Data excerpts:
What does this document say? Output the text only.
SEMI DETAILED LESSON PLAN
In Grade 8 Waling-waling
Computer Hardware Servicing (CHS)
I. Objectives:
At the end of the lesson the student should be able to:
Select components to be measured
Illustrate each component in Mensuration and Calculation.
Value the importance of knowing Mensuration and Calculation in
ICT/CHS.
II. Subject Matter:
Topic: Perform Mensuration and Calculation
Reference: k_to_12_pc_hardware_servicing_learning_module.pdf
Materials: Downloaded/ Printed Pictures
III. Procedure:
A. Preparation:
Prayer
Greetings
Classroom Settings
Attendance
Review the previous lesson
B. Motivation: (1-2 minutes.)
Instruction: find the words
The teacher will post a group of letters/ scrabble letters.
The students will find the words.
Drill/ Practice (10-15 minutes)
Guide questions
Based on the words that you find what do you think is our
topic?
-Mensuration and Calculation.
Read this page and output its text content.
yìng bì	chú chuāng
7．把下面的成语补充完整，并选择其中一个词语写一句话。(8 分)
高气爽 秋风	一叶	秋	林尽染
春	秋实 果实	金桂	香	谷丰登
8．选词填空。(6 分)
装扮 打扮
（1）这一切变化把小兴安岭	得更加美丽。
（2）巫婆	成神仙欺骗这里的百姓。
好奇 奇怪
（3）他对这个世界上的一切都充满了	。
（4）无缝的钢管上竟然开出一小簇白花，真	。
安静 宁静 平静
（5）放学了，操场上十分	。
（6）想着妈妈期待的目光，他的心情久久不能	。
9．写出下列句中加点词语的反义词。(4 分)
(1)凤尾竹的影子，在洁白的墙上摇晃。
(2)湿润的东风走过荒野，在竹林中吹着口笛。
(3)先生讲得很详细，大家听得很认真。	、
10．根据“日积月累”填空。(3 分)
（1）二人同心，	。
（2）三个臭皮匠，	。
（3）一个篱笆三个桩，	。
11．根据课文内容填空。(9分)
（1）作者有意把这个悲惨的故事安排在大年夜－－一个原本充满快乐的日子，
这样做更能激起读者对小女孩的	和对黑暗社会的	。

- DIRECTION -
Each line of the material should be echoed exactly.

- OUTPUT OF THE EXERCISE -
What does this document say? Output the text only.
SEMI DETAILED LESSON PLAN
In Grade 8 Waling-waling
Computer Hardware Servicing (CHS)
I. Objectives:
At the end of the lesson the student should be able to:
Select components to be measured
Illustrate each component in Mensuration and Calculation.
Value the importance of knowing Mensuration and Calculation in
ICT/CHS.
II. Subject Matter:
Topic: Perform Mensuration and Calculation
Reference: k_to_12_pc_hardware_servicing_learning_module.pdf
Materials: Downloaded/ Printed Pictures
III. Procedure:
A. Preparation:
Prayer
Greetings
Classroom Settings
Attendance
Review the previous lesson
B. Motivation: (1-2 minutes.)
Instruction: find the words
The teacher will post a group of letters/ scrabble letters.
The students will find the words.
Drill/ Practice (10-15 minutes)
Guide questions
Based on the words that you find what do you think is our
topic?
-Mensuration and Calculation.
Read this page and output its text content.
yìng bì	chú chuāng
7．把下面的成语补充完整，并选择其中一个词语写一句话。(8 分)
高气爽 秋风	一叶	秋	林尽染
春	秋实 果实	金桂	香	谷丰登
8．选词填空。(6 分)
装扮 打扮
（1）这一切变化把小兴安岭	得更加美丽。
（2）巫婆	成神仙欺骗这里的百姓。
好奇 奇怪
（3）他对这个世界上的一切都充满了	。
（4）无缝的钢管上竟然开出一小簇白花，真	。
安静 宁静 平静
（5）放学了，操场上十分	。
（6）想着妈妈期待的目光，他的心情久久不能	。
9．写出下列句中加点词语的反义词。(4 分)
(1)凤尾竹的影子，在洁白的墙上摇晃。
(2)湿润的东风走过荒野，在竹林中吹着口笛。
(3)先生讲得很详细，大家听得很认真。	、
10．根据“日积月累”填空。(3 分)
（1）二人同心，	。
（2）三个臭皮匠，	。
（3）一个篱笆三个桩，	。
11．根据课文内容填空。(9分)
（1）作者有意把这个悲惨的故事安排在大年夜－－一个原本充满快乐的日子，
这样做更能激起读者对小女孩的	和对黑暗社会的	。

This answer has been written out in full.